━━ TASK INPUTS

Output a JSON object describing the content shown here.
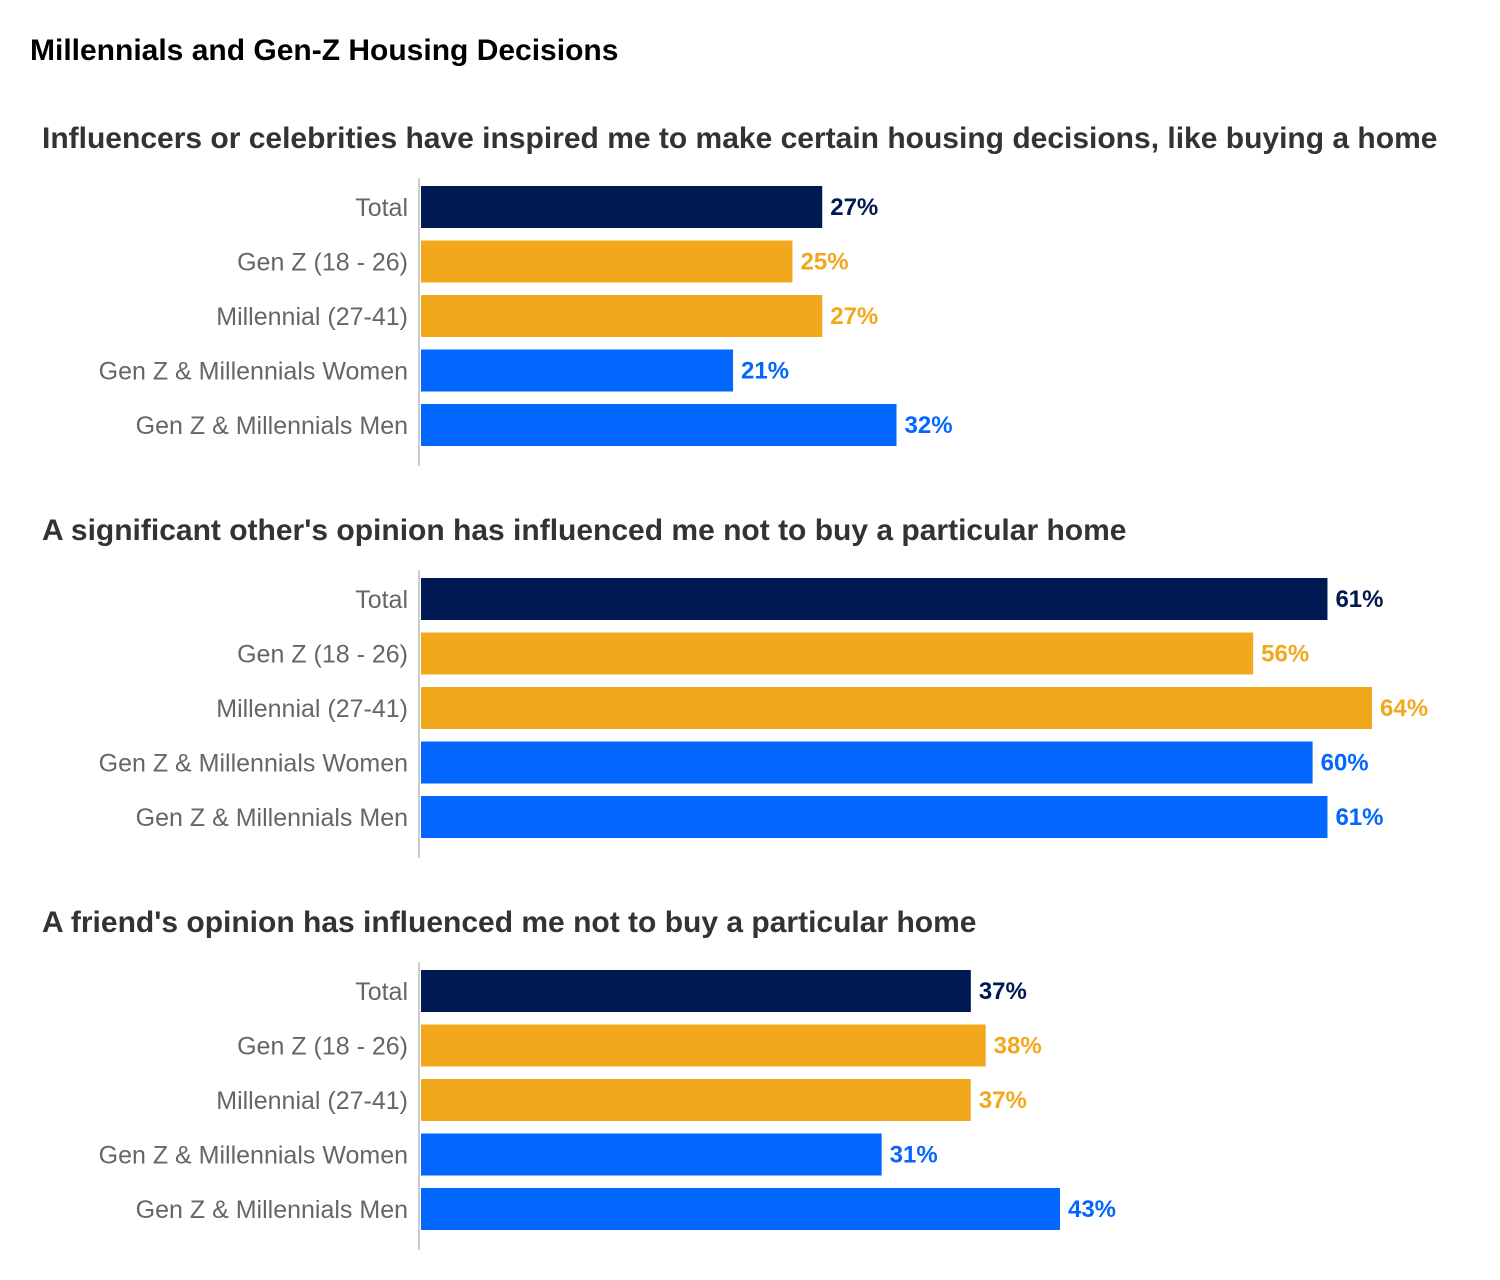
{
  "title": "Millennials and Gen-Z Housing Decisions",
  "colors": {
    "Total": "#001952",
    "Gen Z (18 - 26)": "#F2A81D",
    "Millennial (27-41)": "#F2A81D",
    "Gen Z & Millennials Women": "#0266FF",
    "Gen Z & Millennials  Men": "#0266FF"
  },
  "chart_data": [
    {
      "type": "bar",
      "orientation": "horizontal",
      "title": "Influencers or celebrities have inspired me to make certain housing decisions, like buying a home",
      "categories": [
        "Total",
        "Gen Z (18 - 26)",
        "Millennial (27-41)",
        "Gen Z & Millennials Women",
        "Gen Z & Millennials  Men"
      ],
      "values": [
        27,
        25,
        27,
        21,
        32
      ],
      "value_labels": [
        "27%",
        "25%",
        "27%",
        "21%",
        "32%"
      ],
      "unit": "%",
      "xlim": [
        0,
        70
      ],
      "grid": false
    },
    {
      "type": "bar",
      "orientation": "horizontal",
      "title": "A significant other's opinion has influenced me not to buy a particular home",
      "categories": [
        "Total",
        "Gen Z (18 - 26)",
        "Millennial (27-41)",
        "Gen Z & Millennials Women",
        "Gen Z & Millennials  Men"
      ],
      "values": [
        61,
        56,
        64,
        60,
        61
      ],
      "value_labels": [
        "61%",
        "56%",
        "64%",
        "60%",
        "61%"
      ],
      "unit": "%",
      "xlim": [
        0,
        70
      ],
      "grid": false
    },
    {
      "type": "bar",
      "orientation": "horizontal",
      "title": "A friend's opinion has influenced me not to buy a particular home",
      "categories": [
        "Total",
        "Gen Z (18 - 26)",
        "Millennial (27-41)",
        "Gen Z & Millennials Women",
        "Gen Z & Millennials  Men"
      ],
      "values": [
        37,
        38,
        37,
        31,
        43
      ],
      "value_labels": [
        "37%",
        "38%",
        "37%",
        "31%",
        "43%"
      ],
      "unit": "%",
      "xlim": [
        0,
        70
      ],
      "grid": false
    }
  ]
}
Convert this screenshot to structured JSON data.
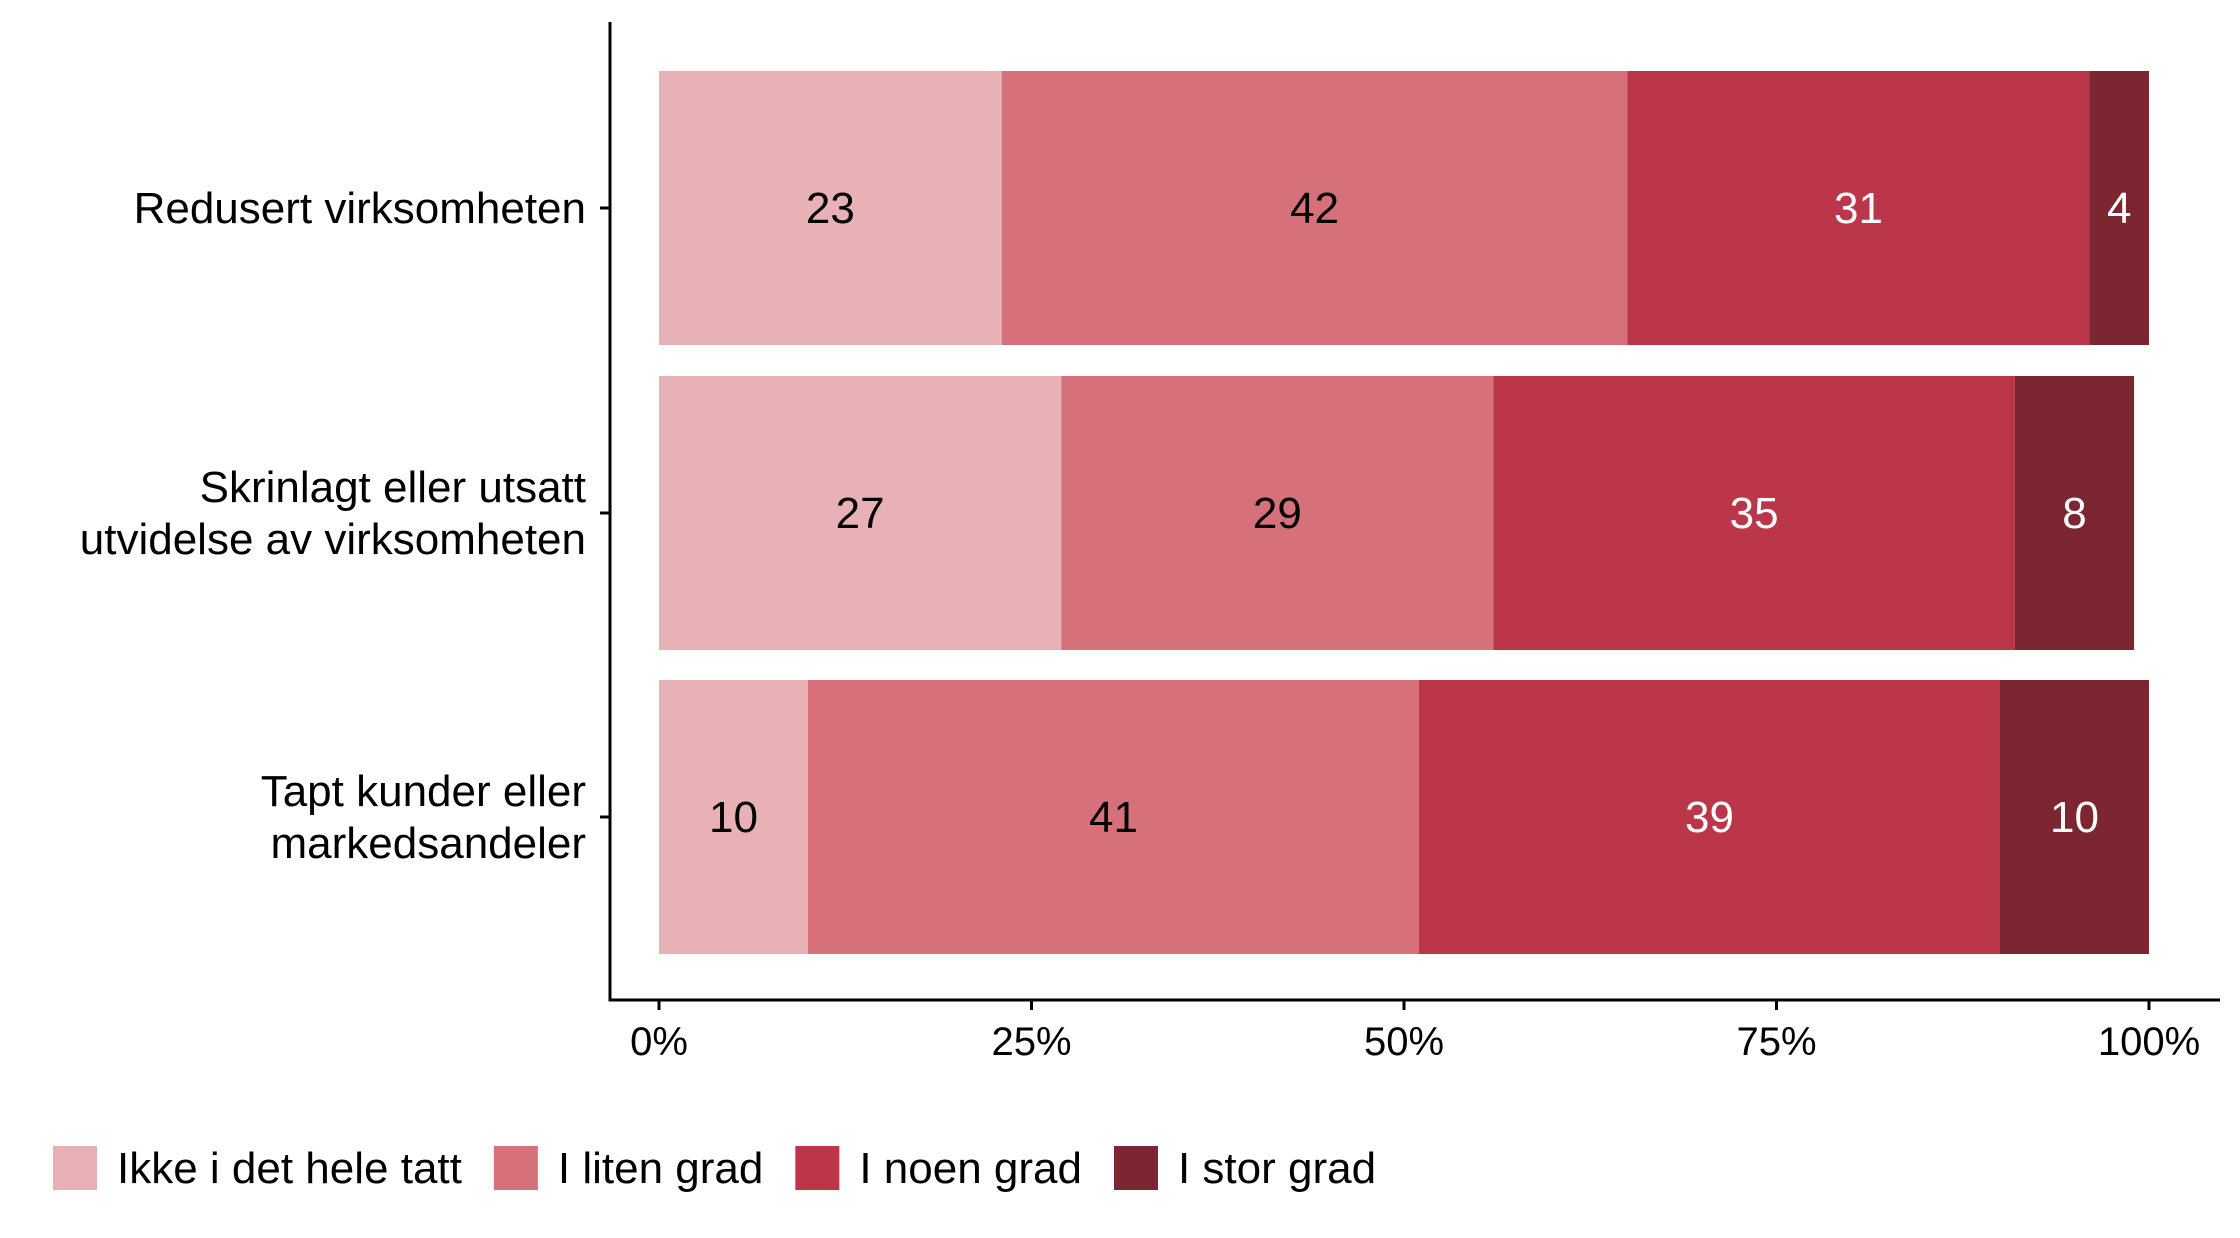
{
  "chart_data": {
    "type": "bar",
    "orientation": "horizontal",
    "stacked": true,
    "categories": [
      [
        "Redusert virksomheten"
      ],
      [
        "Skrinlagt eller utsatt",
        "utvidelse av virksomheten"
      ],
      [
        "Tapt kunder eller",
        "markedsandeler"
      ]
    ],
    "series": [
      {
        "name": "Ikke i det hele tatt",
        "color": "#E8B1B6",
        "label_color": "#000000",
        "values": [
          23,
          27,
          10
        ]
      },
      {
        "name": "I liten grad",
        "color": "#D6707B",
        "label_color": "#000000",
        "values": [
          42,
          29,
          41
        ]
      },
      {
        "name": "I noen grad",
        "color": "#BB3648",
        "label_color": "#FFFFFF",
        "values": [
          31,
          35,
          39
        ]
      },
      {
        "name": "I stor grad",
        "color": "#7B2630",
        "label_color": "#FFFFFF",
        "values": [
          4,
          8,
          10
        ]
      }
    ],
    "xlim": [
      0,
      100
    ],
    "xticks": [
      0,
      25,
      50,
      75,
      100
    ],
    "xtick_labels": [
      "0%",
      "25%",
      "50%",
      "75%",
      "100%"
    ],
    "legend_position": "bottom",
    "grid": false
  }
}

━━━━

** THE PROBLEM **
Take every line from the data above that holds "eller" and copy it out.

** OUTPUT **
        "Skrinlagt eller utsatt",
        "Tapt kunder eller",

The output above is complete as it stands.